▸ **WHAT THIS TASK INVOLVES**
Return all the entries exactly, keeping pictures out.

#### INFORMATION SUPPLIED ####

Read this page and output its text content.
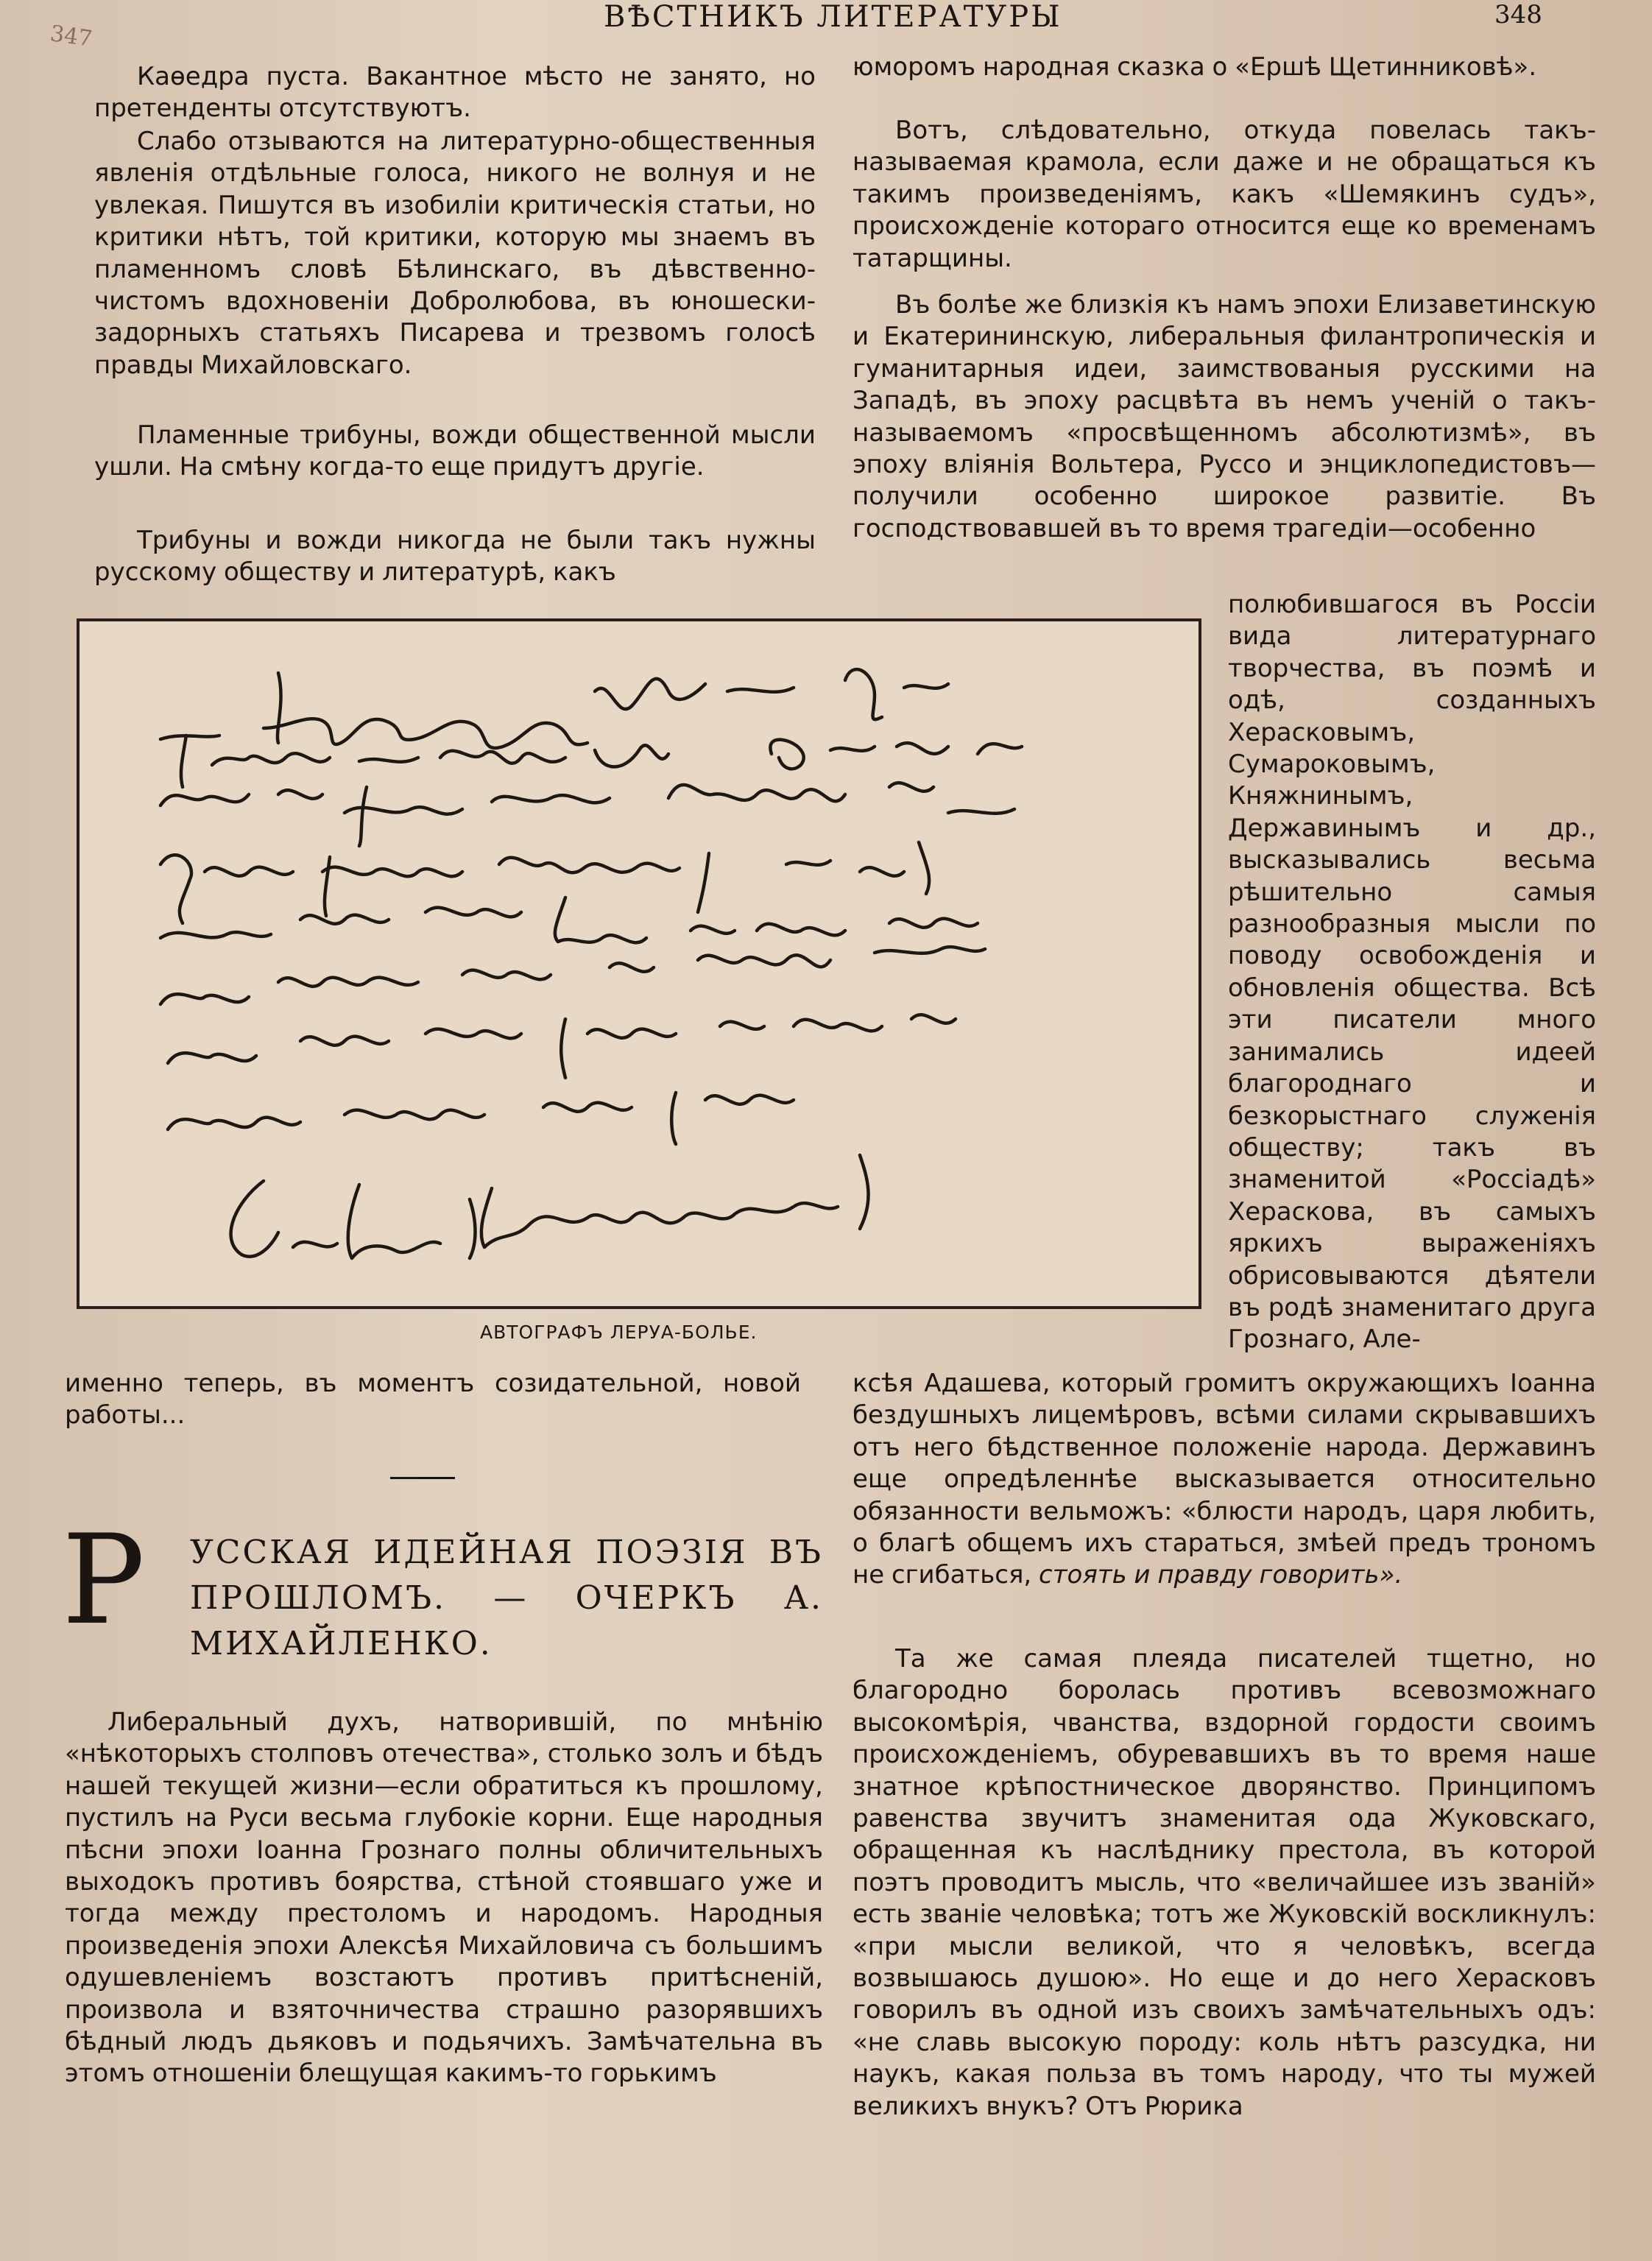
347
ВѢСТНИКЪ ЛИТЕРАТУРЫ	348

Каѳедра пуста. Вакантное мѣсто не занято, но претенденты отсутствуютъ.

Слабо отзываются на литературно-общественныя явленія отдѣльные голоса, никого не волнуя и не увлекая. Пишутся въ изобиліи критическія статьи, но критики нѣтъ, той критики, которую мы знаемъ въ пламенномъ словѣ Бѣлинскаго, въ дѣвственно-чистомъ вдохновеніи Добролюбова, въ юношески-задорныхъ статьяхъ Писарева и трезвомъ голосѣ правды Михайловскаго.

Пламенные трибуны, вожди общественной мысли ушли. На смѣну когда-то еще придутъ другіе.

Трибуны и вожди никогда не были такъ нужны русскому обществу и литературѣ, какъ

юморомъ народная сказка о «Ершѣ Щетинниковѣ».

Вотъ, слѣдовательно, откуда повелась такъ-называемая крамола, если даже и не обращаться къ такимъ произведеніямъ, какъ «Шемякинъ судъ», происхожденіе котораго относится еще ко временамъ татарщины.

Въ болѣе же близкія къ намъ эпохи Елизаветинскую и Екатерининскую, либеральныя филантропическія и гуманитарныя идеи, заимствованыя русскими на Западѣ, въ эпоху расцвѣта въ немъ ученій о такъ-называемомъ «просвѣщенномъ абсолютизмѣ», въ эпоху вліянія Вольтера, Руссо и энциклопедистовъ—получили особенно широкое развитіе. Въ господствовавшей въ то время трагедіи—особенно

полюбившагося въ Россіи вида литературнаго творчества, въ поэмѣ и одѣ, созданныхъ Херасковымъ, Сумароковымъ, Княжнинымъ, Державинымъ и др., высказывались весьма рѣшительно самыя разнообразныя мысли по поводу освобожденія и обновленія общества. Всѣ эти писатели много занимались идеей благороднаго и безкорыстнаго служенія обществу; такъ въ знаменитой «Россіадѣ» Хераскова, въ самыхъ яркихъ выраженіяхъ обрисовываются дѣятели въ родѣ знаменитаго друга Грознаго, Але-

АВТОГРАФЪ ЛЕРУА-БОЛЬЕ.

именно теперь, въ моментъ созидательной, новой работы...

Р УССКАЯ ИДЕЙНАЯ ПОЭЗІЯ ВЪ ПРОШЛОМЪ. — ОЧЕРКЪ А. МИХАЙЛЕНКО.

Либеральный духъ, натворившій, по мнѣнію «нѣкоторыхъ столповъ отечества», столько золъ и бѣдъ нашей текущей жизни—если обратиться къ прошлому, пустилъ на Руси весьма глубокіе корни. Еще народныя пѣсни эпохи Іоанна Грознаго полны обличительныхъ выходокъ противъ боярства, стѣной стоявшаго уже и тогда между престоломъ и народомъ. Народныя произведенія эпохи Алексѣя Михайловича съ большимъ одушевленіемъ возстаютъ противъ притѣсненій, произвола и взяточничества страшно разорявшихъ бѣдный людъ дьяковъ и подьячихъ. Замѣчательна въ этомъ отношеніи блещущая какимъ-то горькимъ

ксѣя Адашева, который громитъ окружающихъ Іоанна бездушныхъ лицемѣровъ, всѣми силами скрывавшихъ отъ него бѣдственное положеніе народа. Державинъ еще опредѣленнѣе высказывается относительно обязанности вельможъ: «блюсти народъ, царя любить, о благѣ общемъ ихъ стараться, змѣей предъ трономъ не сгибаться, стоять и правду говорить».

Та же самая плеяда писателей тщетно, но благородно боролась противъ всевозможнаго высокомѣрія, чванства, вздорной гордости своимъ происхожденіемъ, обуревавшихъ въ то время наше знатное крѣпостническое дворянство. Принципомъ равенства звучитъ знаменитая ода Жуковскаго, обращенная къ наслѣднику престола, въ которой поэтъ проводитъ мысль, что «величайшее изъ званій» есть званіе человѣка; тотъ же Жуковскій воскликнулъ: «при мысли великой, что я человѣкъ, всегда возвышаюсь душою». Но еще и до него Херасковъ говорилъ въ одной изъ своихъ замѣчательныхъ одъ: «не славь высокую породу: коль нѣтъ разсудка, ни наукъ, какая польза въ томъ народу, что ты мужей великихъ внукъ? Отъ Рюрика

####

▸ **FULL ANSWER**
Read this page and output its text content.
347
ВѢСТНИКЪ ЛИТЕРАТУРЫ	348

Каѳедра пуста. Вакантное мѣсто не занято, но претенденты отсутствуютъ.

Слабо отзываются на литературно-общественныя явленія отдѣльные голоса, никого не волнуя и не увлекая. Пишутся въ изобиліи критическія статьи, но критики нѣтъ, той критики, которую мы знаемъ въ пламенномъ словѣ Бѣлинскаго, въ дѣвственно-чистомъ вдохновеніи Добролюбова, въ юношески-задорныхъ статьяхъ Писарева и трезвомъ голосѣ правды Михайловскаго.

Пламенные трибуны, вожди общественной мысли ушли. На смѣну когда-то еще придутъ другіе.

Трибуны и вожди никогда не были такъ нужны русскому обществу и литературѣ, какъ

юморомъ народная сказка о «Ершѣ Щетинниковѣ».

Вотъ, слѣдовательно, откуда повелась такъ-называемая крамола, если даже и не обращаться къ такимъ произведеніямъ, какъ «Шемякинъ судъ», происхожденіе котораго относится еще ко временамъ татарщины.

Въ болѣе же близкія къ намъ эпохи Елизаветинскую и Екатерининскую, либеральныя филантропическія и гуманитарныя идеи, заимствованыя русскими на Западѣ, въ эпоху расцвѣта въ немъ ученій о такъ-называемомъ «просвѣщенномъ абсолютизмѣ», въ эпоху вліянія Вольтера, Руссо и энциклопедистовъ—получили особенно широкое развитіе. Въ господствовавшей въ то время трагедіи—особенно

полюбившагося въ Россіи вида литературнаго творчества, въ поэмѣ и одѣ, созданныхъ Херасковымъ, Сумароковымъ, Княжнинымъ, Державинымъ и др., высказывались весьма рѣшительно самыя разнообразныя мысли по поводу освобожденія и обновленія общества. Всѣ эти писатели много занимались идеей благороднаго и безкорыстнаго служенія обществу; такъ въ знаменитой «Россіадѣ» Хераскова, въ самыхъ яркихъ выраженіяхъ обрисовываются дѣятели въ родѣ знаменитаго друга Грознаго, Але-

АВТОГРАФЪ ЛЕРУА-БОЛЬЕ.

именно теперь, въ моментъ созидательной, новой работы...

Р УССКАЯ ИДЕЙНАЯ ПОЭЗІЯ ВЪ ПРОШЛОМЪ. — ОЧЕРКЪ А. МИХАЙЛЕНКО.

Либеральный духъ, натворившій, по мнѣнію «нѣкоторыхъ столповъ отечества», столько золъ и бѣдъ нашей текущей жизни—если обратиться къ прошлому, пустилъ на Руси весьма глубокіе корни. Еще народныя пѣсни эпохи Іоанна Грознаго полны обличительныхъ выходокъ противъ боярства, стѣной стоявшаго уже и тогда между престоломъ и народомъ. Народныя произведенія эпохи Алексѣя Михайловича съ большимъ одушевленіемъ возстаютъ противъ притѣсненій, произвола и взяточничества страшно разорявшихъ бѣдный людъ дьяковъ и подьячихъ. Замѣчательна въ этомъ отношеніи блещущая какимъ-то горькимъ

ксѣя Адашева, который громитъ окружающихъ Іоанна бездушныхъ лицемѣровъ, всѣми силами скрывавшихъ отъ него бѣдственное положеніе народа. Державинъ еще опредѣленнѣе высказывается относительно обязанности вельможъ: «блюсти народъ, царя любить, о благѣ общемъ ихъ стараться, змѣей предъ трономъ не сгибаться, стоять и правду говорить».

Та же самая плеяда писателей тщетно, но благородно боролась противъ всевозможнаго высокомѣрія, чванства, вздорной гордости своимъ происхожденіемъ, обуревавшихъ въ то время наше знатное крѣпостническое дворянство. Принципомъ равенства звучитъ знаменитая ода Жуковскаго, обращенная къ наслѣднику престола, въ которой поэтъ проводитъ мысль, что «величайшее изъ званій» есть званіе человѣка; тотъ же Жуковскій воскликнулъ: «при мысли великой, что я человѣкъ, всегда возвышаюсь душою». Но еще и до него Херасковъ говорилъ въ одной изъ своихъ замѣчательныхъ одъ: «не славь высокую породу: коль нѣтъ разсудка, ни наукъ, какая польза въ томъ народу, что ты мужей великихъ внукъ? Отъ Рюрика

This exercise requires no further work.